◆ ACTION ITEM: In the article on Natalia Mehlman Petrzela, write out the part that opens with the words containing "- Education: Columbia" and closes with "Channel and C-SPAN.", changing every "historian" to "scholar".

- Education: Columbia University (BA); Stanford University (PhD);
- Scientific career
- Fields: History;
- Workplaces: The New School

= Natalia Mehlman Petrzela =

American historian

Natalia Yael Mehlman Petrzela is an American historian, specializing in the politics and culture of the modern United States. She is Associate Professor of History at The New School. Petrzela is also a history communicator who frequently writes pieces about American history in popular media outlets, co-hosts the Past Present podcast, and has created or been featured in educational videos for The History Channel and C-SPAN.

==Education and positions==
Petrzela is of Jewish and Argentine descent. She attended Columbia University, graduating with a BA degree in history in 2000. She began to work as an investment banking analyst, and then in 2001 she became a Spanish teacher at a public school in New York City. After a year, she attended graduate school at Stanford University, where she obtained an MA in history in 2004 and a PhD in history in 2009. After graduating in 2009, she joined the history faculty at The New School.

==Research==
In 2015, Petrzela published the book Classroom Wars: Language, Sex, and the Making of Modern Political Culture. In Classroom Wars, Petrzela studies the controversies over the inclusion of sex education and Spanish language bilingual education in California schools from the mid-1960s through the 1980s. She connects these issues to the popular sentiment against property tax in California and the state's rightward trend during the 1970s, culminating in the passage of the 1978 California Proposition 13. Classroom Wars is divided into two sections, with the first detailing the fight over sex education and the second devoted to the fight over Spanish language education, and employs primary sources that include newspapers, lesson plans, school board minutes, and course evaluations. Within each section, the book is largely structured as a chronology of the fight over these educational topics, but also includes micro-history analyses in California communities including Anaheim, San Francisco, San Jose, and San Mateo. Classroom Wars was particularly noted for combining two subjects that might appear to be dissimilar, namely sex education and Spanish language education, in contrast to the large proportion of the scholarship on American education in the 1960s and 1970s that has been characterised as focusing narrowly on major individual topics in the context of school desegregation with less attention to how those topics interact with each other. Classroom Wars was published in a paperback edition in 2017.

◆ INFORMATION PROVIDED:
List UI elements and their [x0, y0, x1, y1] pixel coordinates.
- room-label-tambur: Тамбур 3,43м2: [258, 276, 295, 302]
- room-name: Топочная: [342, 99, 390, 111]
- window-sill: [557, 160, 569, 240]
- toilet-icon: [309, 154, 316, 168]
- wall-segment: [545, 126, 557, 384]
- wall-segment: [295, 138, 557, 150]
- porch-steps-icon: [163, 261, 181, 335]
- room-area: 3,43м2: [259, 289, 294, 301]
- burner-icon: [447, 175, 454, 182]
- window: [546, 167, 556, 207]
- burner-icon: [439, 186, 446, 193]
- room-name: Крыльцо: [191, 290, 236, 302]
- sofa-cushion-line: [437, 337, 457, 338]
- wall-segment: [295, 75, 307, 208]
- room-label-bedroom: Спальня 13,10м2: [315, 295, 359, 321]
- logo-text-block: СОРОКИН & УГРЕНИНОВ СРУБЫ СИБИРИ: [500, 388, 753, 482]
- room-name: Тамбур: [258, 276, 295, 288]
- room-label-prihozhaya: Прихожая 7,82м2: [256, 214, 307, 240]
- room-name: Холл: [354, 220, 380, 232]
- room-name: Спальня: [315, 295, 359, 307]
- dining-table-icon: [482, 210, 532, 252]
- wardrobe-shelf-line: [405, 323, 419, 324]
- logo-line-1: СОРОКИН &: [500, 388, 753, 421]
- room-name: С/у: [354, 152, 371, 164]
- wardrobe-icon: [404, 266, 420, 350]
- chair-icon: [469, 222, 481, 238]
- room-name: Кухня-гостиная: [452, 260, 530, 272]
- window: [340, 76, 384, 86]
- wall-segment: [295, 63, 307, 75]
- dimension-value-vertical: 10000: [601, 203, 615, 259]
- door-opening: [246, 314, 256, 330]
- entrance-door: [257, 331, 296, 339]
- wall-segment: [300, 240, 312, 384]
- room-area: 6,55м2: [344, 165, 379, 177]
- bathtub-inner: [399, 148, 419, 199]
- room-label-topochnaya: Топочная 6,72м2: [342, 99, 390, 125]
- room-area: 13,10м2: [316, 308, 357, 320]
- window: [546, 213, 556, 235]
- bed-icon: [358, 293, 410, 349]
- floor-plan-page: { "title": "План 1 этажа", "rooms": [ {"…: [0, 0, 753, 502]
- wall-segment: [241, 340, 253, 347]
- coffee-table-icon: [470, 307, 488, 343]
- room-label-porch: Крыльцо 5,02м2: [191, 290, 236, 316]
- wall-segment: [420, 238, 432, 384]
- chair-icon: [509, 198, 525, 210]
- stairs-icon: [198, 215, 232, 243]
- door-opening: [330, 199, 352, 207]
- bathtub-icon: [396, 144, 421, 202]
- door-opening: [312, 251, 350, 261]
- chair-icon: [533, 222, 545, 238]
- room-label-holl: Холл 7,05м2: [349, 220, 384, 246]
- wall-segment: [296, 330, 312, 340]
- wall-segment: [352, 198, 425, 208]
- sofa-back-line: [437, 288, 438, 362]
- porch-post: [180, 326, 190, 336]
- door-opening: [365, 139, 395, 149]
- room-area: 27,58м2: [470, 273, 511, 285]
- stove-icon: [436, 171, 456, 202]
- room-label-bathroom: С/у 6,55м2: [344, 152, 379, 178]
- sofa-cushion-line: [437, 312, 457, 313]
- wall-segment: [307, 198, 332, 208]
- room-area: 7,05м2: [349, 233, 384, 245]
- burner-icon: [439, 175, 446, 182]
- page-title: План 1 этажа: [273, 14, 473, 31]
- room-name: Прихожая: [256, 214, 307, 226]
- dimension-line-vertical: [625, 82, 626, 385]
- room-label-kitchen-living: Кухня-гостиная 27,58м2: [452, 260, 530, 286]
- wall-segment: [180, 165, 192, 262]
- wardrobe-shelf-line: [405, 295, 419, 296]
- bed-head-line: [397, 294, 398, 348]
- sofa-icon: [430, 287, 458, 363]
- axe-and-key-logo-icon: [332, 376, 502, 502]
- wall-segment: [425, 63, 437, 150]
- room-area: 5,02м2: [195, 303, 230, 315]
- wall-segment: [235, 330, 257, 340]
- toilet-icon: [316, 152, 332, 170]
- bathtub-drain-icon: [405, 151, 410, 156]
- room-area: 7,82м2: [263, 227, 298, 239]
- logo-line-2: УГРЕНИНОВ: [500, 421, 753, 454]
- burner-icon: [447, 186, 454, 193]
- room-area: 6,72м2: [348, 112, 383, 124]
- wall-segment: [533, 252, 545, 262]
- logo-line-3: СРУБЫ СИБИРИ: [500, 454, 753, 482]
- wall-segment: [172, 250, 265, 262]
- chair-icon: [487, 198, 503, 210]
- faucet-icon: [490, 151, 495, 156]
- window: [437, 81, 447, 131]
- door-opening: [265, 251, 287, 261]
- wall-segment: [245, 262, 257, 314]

◆ RESPONSE TO THIS EXERCISE:
- Education: Columbia University (BA); Stanford University (PhD);
- Scientific career
- Fields: History;
- Workplaces: The New School

= Natalia Mehlman Petrzela =

American scholar

Natalia Yael Mehlman Petrzela is an American scholar, specializing in the politics and culture of the modern United States. She is Associate Professor of History at The New School. Petrzela is also a history communicator who frequently writes pieces about American history in popular media outlets, co-hosts the Past Present podcast, and has created or been featured in educational videos for The History Channel and C-SPAN.